▶ **Task description**: Give the number of lines below that contain the word "феномен", and nothing else.

▶ **Available records**:
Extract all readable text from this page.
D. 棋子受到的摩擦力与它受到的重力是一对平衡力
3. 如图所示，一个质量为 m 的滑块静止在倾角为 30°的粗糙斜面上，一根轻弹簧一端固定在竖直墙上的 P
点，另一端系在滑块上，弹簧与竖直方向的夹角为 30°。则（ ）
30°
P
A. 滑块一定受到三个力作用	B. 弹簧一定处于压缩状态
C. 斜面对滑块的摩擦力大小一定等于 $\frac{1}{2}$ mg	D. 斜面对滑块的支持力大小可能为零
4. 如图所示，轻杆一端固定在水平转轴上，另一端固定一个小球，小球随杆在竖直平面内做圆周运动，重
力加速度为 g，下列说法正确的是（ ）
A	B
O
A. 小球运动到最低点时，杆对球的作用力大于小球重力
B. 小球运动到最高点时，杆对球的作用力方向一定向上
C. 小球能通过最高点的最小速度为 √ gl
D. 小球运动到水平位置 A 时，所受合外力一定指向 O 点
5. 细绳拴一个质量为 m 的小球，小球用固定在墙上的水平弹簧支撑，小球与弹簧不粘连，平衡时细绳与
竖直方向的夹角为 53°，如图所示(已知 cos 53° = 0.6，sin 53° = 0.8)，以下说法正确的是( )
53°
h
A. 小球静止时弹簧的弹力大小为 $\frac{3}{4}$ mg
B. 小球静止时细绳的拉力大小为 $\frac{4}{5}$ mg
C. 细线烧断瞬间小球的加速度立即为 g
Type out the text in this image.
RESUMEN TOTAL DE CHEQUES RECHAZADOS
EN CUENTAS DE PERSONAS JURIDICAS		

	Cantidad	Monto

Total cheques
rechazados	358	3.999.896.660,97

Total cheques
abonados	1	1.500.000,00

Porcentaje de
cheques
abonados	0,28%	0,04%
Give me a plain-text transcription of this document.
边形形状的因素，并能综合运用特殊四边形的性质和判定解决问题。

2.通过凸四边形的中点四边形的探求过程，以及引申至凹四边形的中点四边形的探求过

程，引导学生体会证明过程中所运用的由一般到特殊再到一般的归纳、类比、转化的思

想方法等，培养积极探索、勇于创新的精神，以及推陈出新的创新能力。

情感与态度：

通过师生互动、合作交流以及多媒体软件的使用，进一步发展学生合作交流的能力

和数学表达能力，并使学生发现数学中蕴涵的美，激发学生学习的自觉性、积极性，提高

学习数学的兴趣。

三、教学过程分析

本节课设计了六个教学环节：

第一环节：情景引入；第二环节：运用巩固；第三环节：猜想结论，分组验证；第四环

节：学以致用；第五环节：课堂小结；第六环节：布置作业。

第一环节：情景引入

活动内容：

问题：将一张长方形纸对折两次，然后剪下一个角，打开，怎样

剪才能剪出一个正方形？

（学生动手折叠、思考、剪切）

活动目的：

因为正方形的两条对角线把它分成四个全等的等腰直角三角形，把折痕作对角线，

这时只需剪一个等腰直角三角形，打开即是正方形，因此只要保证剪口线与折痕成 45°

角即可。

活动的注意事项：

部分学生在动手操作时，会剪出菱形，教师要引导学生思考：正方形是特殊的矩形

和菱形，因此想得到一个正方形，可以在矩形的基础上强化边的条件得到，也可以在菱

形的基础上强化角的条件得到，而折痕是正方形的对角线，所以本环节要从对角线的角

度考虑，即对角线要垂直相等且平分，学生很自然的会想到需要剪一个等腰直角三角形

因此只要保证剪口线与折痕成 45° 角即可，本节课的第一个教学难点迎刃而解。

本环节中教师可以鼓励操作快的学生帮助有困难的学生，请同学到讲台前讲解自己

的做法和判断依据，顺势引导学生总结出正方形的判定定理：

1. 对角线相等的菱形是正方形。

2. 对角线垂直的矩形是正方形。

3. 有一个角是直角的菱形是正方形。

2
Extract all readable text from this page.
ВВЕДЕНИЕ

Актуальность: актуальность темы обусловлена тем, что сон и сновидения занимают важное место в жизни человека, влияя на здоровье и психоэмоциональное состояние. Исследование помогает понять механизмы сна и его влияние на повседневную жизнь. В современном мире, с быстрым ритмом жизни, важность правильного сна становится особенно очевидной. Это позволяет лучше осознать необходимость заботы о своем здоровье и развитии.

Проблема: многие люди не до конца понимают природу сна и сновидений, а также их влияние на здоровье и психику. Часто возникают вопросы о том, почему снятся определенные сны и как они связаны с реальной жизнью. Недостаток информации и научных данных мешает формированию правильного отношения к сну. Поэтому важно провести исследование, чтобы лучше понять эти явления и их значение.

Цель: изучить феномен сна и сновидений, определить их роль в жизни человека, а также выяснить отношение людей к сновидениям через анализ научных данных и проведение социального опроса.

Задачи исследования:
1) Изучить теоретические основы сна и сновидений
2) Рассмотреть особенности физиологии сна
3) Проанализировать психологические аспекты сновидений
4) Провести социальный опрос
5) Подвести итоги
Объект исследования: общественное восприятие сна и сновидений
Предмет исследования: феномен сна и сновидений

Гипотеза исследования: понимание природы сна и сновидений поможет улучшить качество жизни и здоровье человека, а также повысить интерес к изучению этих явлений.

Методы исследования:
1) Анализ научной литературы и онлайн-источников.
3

▶ **Full response**: 2